Given records:
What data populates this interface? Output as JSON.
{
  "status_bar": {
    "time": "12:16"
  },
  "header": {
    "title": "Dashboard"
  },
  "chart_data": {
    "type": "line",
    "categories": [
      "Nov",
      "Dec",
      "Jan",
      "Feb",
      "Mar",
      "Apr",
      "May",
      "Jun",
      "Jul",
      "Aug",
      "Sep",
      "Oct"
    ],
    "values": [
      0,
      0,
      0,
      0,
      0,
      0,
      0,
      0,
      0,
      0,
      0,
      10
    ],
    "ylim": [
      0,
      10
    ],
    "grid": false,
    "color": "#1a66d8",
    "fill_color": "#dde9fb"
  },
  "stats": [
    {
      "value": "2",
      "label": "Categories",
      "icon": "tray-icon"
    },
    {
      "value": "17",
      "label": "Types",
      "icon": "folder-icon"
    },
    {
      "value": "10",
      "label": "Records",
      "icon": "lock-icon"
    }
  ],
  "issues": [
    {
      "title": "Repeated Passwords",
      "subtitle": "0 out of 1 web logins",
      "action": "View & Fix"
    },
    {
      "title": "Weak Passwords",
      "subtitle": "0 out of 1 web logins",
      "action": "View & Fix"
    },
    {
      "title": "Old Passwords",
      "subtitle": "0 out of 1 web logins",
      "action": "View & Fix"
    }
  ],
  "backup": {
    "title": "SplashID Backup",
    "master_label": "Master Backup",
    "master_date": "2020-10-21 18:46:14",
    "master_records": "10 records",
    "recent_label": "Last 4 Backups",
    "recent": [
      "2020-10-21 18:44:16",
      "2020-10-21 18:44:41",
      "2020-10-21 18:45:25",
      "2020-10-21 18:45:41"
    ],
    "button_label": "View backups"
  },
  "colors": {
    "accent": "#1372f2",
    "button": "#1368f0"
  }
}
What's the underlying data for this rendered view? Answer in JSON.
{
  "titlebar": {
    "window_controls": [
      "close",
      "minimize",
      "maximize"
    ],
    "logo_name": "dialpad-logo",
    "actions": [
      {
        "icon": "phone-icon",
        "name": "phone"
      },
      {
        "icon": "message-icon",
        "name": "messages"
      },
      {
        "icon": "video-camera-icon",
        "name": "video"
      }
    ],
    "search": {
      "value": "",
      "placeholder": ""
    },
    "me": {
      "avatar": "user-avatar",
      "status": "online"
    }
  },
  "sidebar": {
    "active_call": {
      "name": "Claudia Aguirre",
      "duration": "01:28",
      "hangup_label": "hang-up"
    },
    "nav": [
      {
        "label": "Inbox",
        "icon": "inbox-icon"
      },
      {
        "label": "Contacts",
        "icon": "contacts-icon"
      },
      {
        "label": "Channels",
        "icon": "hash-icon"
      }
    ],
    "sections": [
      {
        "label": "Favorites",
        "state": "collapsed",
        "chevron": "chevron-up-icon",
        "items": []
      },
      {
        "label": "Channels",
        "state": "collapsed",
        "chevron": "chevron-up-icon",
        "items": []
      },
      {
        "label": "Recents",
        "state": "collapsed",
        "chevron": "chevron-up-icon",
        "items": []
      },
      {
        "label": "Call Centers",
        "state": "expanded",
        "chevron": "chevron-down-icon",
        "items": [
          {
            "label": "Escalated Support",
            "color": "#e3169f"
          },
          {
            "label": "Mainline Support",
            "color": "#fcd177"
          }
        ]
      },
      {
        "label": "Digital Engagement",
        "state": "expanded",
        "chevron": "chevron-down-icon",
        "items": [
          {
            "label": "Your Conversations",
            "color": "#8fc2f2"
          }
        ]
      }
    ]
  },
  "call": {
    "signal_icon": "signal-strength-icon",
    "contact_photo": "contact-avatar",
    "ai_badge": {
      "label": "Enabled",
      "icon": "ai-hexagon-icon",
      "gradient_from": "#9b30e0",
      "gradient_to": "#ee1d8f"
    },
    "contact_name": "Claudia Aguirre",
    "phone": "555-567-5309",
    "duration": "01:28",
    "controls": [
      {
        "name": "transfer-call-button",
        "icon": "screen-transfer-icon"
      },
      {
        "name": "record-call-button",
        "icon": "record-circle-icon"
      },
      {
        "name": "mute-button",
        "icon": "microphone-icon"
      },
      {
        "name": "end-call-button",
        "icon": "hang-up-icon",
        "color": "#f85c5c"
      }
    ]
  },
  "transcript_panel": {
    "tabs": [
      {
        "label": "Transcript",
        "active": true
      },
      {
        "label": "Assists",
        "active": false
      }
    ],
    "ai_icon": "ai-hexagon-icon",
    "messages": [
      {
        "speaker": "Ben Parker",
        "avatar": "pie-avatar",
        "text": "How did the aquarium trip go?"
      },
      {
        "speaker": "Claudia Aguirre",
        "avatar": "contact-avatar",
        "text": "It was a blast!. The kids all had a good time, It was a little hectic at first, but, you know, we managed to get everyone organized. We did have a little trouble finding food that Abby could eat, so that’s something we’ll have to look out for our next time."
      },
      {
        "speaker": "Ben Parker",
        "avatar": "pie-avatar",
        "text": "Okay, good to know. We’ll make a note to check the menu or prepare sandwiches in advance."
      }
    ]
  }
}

What needs to be done: Word for word, write out the data.

Correct response:
What data populates this interface? Output as JSON.
{
  "status_bar": {
    "time": "12:16"
  },
  "header": {
    "title": "Dashboard"
  },
  "chart_data": {
    "type": "line",
    "categories": [
      "Nov",
      "Dec",
      "Jan",
      "Feb",
      "Mar",
      "Apr",
      "May",
      "Jun",
      "Jul",
      "Aug",
      "Sep",
      "Oct"
    ],
    "values": [
      0,
      0,
      0,
      0,
      0,
      0,
      0,
      0,
      0,
      0,
      0,
      10
    ],
    "ylim": [
      0,
      10
    ],
    "grid": false,
    "color": "#1a66d8",
    "fill_color": "#dde9fb"
  },
  "stats": [
    {
      "value": "2",
      "label": "Categories",
      "icon": "tray-icon"
    },
    {
      "value": "17",
      "label": "Types",
      "icon": "folder-icon"
    },
    {
      "value": "10",
      "label": "Records",
      "icon": "lock-icon"
    }
  ],
  "issues": [
    {
      "title": "Repeated Passwords",
      "subtitle": "0 out of 1 web logins",
      "action": "View & Fix"
    },
    {
      "title": "Weak Passwords",
      "subtitle": "0 out of 1 web logins",
      "action": "View & Fix"
    },
    {
      "title": "Old Passwords",
      "subtitle": "0 out of 1 web logins",
      "action": "View & Fix"
    }
  ],
  "backup": {
    "title": "SplashID Backup",
    "master_label": "Master Backup",
    "master_date": "2020-10-21 18:46:14",
    "master_records": "10 records",
    "recent_label": "Last 4 Backups",
    "recent": [
      "2020-10-21 18:44:16",
      "2020-10-21 18:44:41",
      "2020-10-21 18:45:25",
      "2020-10-21 18:45:41"
    ],
    "button_label": "View backups"
  },
  "colors": {
    "accent": "#1372f2",
    "button": "#1368f0"
  }
}
What's the underlying data for this rendered view? Answer in JSON.
{
  "titlebar": {
    "window_controls": [
      "close",
      "minimize",
      "maximize"
    ],
    "logo_name": "dialpad-logo",
    "actions": [
      {
        "icon": "phone-icon",
        "name": "phone"
      },
      {
        "icon": "message-icon",
        "name": "messages"
      },
      {
        "icon": "video-camera-icon",
        "name": "video"
      }
    ],
    "search": {
      "value": "",
      "placeholder": ""
    },
    "me": {
      "avatar": "user-avatar",
      "status": "online"
    }
  },
  "sidebar": {
    "active_call": {
      "name": "Claudia Aguirre",
      "duration": "01:28",
      "hangup_label": "hang-up"
    },
    "nav": [
      {
        "label": "Inbox",
        "icon": "inbox-icon"
      },
      {
        "label": "Contacts",
        "icon": "contacts-icon"
      },
      {
        "label": "Channels",
        "icon": "hash-icon"
      }
    ],
    "sections": [
      {
        "label": "Favorites",
        "state": "collapsed",
        "chevron": "chevron-up-icon",
        "items": []
      },
      {
        "label": "Channels",
        "state": "collapsed",
        "chevron": "chevron-up-icon",
        "items": []
      },
      {
        "label": "Recents",
        "state": "collapsed",
        "chevron": "chevron-up-icon",
        "items": []
      },
      {
        "label": "Call Centers",
        "state": "expanded",
        "chevron": "chevron-down-icon",
        "items": [
          {
            "label": "Escalated Support",
            "color": "#e3169f"
          },
          {
            "label": "Mainline Support",
            "color": "#fcd177"
          }
        ]
      },
      {
        "label": "Digital Engagement",
        "state": "expanded",
        "chevron": "chevron-down-icon",
        "items": [
          {
            "label": "Your Conversations",
            "color": "#8fc2f2"
          }
        ]
      }
    ]
  },
  "call": {
    "signal_icon": "signal-strength-icon",
    "contact_photo": "contact-avatar",
    "ai_badge": {
      "label": "Enabled",
      "icon": "ai-hexagon-icon",
      "gradient_from": "#9b30e0",
      "gradient_to": "#ee1d8f"
    },
    "contact_name": "Claudia Aguirre",
    "phone": "555-567-5309",
    "duration": "01:28",
    "controls": [
      {
        "name": "transfer-call-button",
        "icon": "screen-transfer-icon"
      },
      {
        "name": "record-call-button",
        "icon": "record-circle-icon"
      },
      {
        "name": "mute-button",
        "icon": "microphone-icon"
      },
      {
        "name": "end-call-button",
        "icon": "hang-up-icon",
        "color": "#f85c5c"
      }
    ]
  },
  "transcript_panel": {
    "tabs": [
      {
        "label": "Transcript",
        "active": true
      },
      {
        "label": "Assists",
        "active": false
      }
    ],
    "ai_icon": "ai-hexagon-icon",
    "messages": [
      {
        "speaker": "Ben Parker",
        "avatar": "pie-avatar",
        "text": "How did the aquarium trip go?"
      },
      {
        "speaker": "Claudia Aguirre",
        "avatar": "contact-avatar",
        "text": "It was a blast!. The kids all had a good time, It was a little hectic at first, but, you know, we managed to get everyone organized. We did have a little trouble finding food that Abby could eat, so that’s something we’ll have to look out for our next time."
      },
      {
        "speaker": "Ben Parker",
        "avatar": "pie-avatar",
        "text": "Okay, good to know. We’ll make a note to check the menu or prepare sandwiches in advance."
      }
    ]
  }
}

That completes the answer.